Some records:
— BEGIN —

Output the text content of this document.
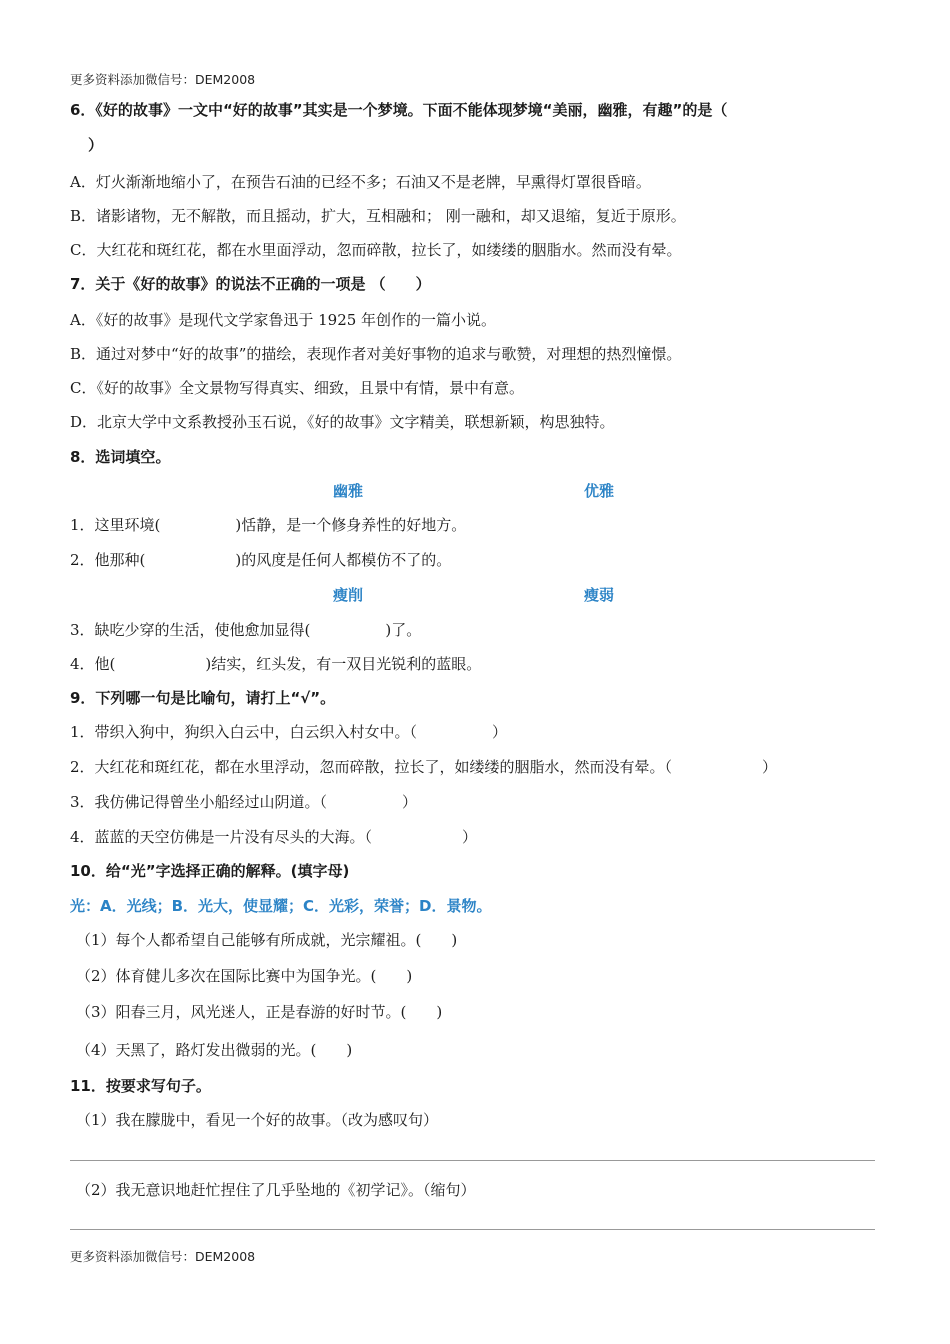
更多资料添加微信号：DEM2008
6．《好的故事》一文中“好的故事”其实是一个梦境。下面不能体现梦境“美丽，幽雅，有趣”的是（
）
A．灯火渐渐地缩小了，在预告石油的已经不多；石油又不是老牌，早熏得灯罩很昏暗。
B．诸影诸物，无不解散，而且摇动，扩大，互相融和； 刚一融和，却又退缩，复近于原形。
C．大红花和斑红花，都在水里面浮动，忽而碎散，拉长了，如缕缕的胭脂水。然而没有晕。
7．关于《好的故事》的说法不正确的一项是 （　　）
A．《好的故事》是现代文学家鲁迅于 1925 年创作的一篇小说。
B．通过对梦中“好的故事”的描绘，表现作者对美好事物的追求与歌赞，对理想的热烈憧憬。
C．《好的故事》全文景物写得真实、细致，且景中有情，景中有意。
D．北京大学中文系教授孙玉石说，《好的故事》文字精美，联想新颖，构思独特。
8．选词填空。
幽雅	优雅
1．这里环境(　　　　　)恬静，是一个修身养性的好地方。
2．他那种(　　　　　　)的风度是任何人都模仿不了的。
瘦削	瘦弱
3．缺吃少穿的生活，使他愈加显得(　　　　　)了。
4．他(　　　　　　)结实，红头发，有一双目光锐利的蓝眼。
9．下列哪一句是比喻句，请打上“√”。
1．带织入狗中，狗织入白云中，白云织入村女中。（　　　　　）
2．大红花和斑红花，都在水里浮动，忽而碎散，拉长了，如缕缕的胭脂水，然而没有晕。（　　　　　　）
3．我仿佛记得曾坐小船经过山阴道。（　　　　　）
4．蓝蓝的天空仿佛是一片没有尽头的大海。（　　　　　　）
10．给“光”字选择正确的解释。(填字母)
光：A．光线；B．光大，使显耀；C．光彩，荣誉；D．景物。
（1）每个人都希望自己能够有所成就，光宗耀祖。(　　)
（2）体育健儿多次在国际比赛中为国争光。(　　)
（3）阳春三月，风光迷人，正是春游的好时节。(　　)
（4）天黑了，路灯发出微弱的光。(　　)
11．按要求写句子。
（1）我在朦胧中，看见一个好的故事。（改为感叹句）
（2）我无意识地赶忙捏住了几乎坠地的《初学记》。（缩句）
更多资料添加微信号：DEM2008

— END —

● Task to complete:
Images in the data above are to be skipped. Retype all other material exactly.

● Final result:
Output the text content of this document.
更多资料添加微信号：DEM2008
6．《好的故事》一文中“好的故事”其实是一个梦境。下面不能体现梦境“美丽，幽雅，有趣”的是（
）
A．灯火渐渐地缩小了，在预告石油的已经不多；石油又不是老牌，早熏得灯罩很昏暗。
B．诸影诸物，无不解散，而且摇动，扩大，互相融和； 刚一融和，却又退缩，复近于原形。
C．大红花和斑红花，都在水里面浮动，忽而碎散，拉长了，如缕缕的胭脂水。然而没有晕。
7．关于《好的故事》的说法不正确的一项是 （　　）
A．《好的故事》是现代文学家鲁迅于 1925 年创作的一篇小说。
B．通过对梦中“好的故事”的描绘，表现作者对美好事物的追求与歌赞，对理想的热烈憧憬。
C．《好的故事》全文景物写得真实、细致，且景中有情，景中有意。
D．北京大学中文系教授孙玉石说，《好的故事》文字精美，联想新颖，构思独特。
8．选词填空。
幽雅	优雅
1．这里环境(　　　　　)恬静，是一个修身养性的好地方。
2．他那种(　　　　　　)的风度是任何人都模仿不了的。
瘦削	瘦弱
3．缺吃少穿的生活，使他愈加显得(　　　　　)了。
4．他(　　　　　　)结实，红头发，有一双目光锐利的蓝眼。
9．下列哪一句是比喻句，请打上“√”。
1．带织入狗中，狗织入白云中，白云织入村女中。（　　　　　）
2．大红花和斑红花，都在水里浮动，忽而碎散，拉长了，如缕缕的胭脂水，然而没有晕。（　　　　　　）
3．我仿佛记得曾坐小船经过山阴道。（　　　　　）
4．蓝蓝的天空仿佛是一片没有尽头的大海。（　　　　　　）
10．给“光”字选择正确的解释。(填字母)
光：A．光线；B．光大，使显耀；C．光彩，荣誉；D．景物。
（1）每个人都希望自己能够有所成就，光宗耀祖。(　　)
（2）体育健儿多次在国际比赛中为国争光。(　　)
（3）阳春三月，风光迷人，正是春游的好时节。(　　)
（4）天黑了，路灯发出微弱的光。(　　)
11．按要求写句子。
（1）我在朦胧中，看见一个好的故事。（改为感叹句）
（2）我无意识地赶忙捏住了几乎坠地的《初学记》。（缩句）
更多资料添加微信号：DEM2008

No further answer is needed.